#### [Work required]
In the listing that follows, count the lines holding the word "Poncet" and report only that number.

#### [Task material]
*****
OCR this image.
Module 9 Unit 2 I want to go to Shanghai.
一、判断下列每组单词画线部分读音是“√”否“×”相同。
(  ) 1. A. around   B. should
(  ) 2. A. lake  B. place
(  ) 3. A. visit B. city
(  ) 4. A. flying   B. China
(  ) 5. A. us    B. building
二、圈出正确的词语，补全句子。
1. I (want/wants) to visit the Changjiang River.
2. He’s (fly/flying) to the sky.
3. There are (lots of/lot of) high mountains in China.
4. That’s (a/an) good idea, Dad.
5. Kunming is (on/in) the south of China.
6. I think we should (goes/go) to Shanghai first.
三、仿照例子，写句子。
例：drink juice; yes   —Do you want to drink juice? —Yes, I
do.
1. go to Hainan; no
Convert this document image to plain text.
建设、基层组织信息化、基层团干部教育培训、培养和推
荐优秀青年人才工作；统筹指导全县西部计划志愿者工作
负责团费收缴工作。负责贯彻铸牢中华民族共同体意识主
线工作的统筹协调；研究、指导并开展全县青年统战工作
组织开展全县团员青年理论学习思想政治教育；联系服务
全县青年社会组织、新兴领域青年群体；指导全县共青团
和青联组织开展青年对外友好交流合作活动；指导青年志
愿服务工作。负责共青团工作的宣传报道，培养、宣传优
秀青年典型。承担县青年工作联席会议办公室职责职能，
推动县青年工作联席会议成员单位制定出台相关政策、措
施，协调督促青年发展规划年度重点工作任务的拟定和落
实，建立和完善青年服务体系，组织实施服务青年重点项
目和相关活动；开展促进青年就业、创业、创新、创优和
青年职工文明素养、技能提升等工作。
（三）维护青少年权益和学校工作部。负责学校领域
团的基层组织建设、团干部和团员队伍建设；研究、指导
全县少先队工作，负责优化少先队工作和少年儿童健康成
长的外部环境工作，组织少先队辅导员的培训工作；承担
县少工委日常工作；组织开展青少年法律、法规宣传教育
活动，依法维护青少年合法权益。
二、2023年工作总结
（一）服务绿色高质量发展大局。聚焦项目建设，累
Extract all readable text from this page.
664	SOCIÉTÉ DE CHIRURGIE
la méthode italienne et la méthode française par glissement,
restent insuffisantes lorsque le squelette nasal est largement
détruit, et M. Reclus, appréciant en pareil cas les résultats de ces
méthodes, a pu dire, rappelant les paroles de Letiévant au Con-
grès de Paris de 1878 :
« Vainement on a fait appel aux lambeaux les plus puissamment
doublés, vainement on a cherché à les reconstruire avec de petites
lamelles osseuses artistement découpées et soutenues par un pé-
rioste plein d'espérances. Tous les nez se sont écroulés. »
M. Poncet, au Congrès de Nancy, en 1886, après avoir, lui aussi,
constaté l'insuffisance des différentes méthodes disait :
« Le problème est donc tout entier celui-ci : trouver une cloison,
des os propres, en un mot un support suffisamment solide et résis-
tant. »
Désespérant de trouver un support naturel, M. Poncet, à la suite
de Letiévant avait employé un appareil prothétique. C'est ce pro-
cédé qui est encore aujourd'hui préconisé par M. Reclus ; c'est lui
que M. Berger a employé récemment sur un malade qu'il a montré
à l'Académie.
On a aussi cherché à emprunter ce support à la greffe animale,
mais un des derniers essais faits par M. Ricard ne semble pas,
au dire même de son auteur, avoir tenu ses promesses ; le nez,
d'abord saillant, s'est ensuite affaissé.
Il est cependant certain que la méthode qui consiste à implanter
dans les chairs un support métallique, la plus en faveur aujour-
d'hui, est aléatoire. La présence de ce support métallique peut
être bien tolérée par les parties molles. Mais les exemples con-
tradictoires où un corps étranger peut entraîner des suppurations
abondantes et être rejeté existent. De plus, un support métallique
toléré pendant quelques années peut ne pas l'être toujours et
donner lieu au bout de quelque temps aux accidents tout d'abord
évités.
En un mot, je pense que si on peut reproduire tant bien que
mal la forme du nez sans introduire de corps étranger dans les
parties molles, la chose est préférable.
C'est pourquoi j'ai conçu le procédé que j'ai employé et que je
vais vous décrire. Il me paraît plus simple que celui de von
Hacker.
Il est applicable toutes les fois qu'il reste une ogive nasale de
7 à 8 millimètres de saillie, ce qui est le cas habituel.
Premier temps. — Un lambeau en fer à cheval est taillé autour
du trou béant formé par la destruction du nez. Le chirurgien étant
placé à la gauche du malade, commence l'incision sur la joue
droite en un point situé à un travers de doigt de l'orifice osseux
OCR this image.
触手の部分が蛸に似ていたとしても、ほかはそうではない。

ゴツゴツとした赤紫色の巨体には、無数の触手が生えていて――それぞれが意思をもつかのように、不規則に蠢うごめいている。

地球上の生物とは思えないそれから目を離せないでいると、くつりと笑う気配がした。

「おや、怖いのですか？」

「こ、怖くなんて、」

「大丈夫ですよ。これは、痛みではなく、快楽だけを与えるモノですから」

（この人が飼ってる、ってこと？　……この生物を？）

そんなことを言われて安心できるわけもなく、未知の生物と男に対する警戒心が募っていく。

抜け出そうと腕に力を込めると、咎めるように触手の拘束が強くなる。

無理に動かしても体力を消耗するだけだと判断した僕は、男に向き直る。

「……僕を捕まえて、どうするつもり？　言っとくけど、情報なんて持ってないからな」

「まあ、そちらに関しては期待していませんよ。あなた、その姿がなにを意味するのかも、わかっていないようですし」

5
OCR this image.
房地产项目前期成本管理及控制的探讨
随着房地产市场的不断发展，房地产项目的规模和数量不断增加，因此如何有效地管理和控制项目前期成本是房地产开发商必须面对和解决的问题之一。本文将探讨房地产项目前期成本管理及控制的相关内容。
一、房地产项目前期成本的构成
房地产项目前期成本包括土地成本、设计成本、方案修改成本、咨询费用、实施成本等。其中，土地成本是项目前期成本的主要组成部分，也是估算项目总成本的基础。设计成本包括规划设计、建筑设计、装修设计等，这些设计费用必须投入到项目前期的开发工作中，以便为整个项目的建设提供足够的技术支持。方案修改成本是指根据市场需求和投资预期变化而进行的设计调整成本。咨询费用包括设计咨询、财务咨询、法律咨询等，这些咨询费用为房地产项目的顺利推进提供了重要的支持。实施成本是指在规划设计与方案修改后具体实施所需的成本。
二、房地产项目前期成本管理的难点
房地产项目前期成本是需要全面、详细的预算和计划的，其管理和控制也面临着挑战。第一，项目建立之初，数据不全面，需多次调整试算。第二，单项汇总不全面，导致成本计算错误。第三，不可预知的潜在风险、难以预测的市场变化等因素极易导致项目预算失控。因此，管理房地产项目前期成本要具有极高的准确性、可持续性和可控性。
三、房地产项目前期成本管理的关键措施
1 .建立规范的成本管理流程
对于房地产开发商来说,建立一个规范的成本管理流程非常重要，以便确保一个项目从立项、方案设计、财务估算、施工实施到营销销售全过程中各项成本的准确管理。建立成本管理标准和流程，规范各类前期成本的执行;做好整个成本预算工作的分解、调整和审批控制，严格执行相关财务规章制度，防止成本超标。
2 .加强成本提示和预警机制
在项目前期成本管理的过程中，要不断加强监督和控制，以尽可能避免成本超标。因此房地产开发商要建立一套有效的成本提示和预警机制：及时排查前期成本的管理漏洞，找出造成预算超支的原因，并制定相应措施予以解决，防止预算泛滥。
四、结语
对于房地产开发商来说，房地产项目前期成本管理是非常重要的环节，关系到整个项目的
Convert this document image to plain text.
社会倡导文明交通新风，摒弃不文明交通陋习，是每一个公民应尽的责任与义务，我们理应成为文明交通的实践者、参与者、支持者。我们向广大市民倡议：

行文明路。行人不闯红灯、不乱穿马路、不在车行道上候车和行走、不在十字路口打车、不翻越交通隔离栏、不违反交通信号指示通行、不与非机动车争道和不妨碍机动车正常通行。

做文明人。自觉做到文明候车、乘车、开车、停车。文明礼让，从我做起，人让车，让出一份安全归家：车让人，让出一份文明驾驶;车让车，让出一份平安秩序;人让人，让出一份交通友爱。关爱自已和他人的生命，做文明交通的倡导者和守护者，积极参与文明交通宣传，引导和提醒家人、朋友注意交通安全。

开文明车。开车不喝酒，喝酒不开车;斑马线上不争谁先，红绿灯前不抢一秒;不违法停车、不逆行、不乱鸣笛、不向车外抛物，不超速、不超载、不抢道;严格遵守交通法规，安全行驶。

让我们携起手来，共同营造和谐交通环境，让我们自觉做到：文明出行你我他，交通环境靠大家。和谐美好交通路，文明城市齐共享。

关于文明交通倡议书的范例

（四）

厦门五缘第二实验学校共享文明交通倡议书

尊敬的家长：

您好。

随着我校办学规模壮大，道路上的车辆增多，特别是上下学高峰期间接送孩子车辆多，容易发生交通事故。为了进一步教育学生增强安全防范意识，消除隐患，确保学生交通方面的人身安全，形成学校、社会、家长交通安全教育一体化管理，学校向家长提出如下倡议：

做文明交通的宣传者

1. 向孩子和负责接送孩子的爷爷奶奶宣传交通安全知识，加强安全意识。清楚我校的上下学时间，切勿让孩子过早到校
*****
#### [Task solution]
2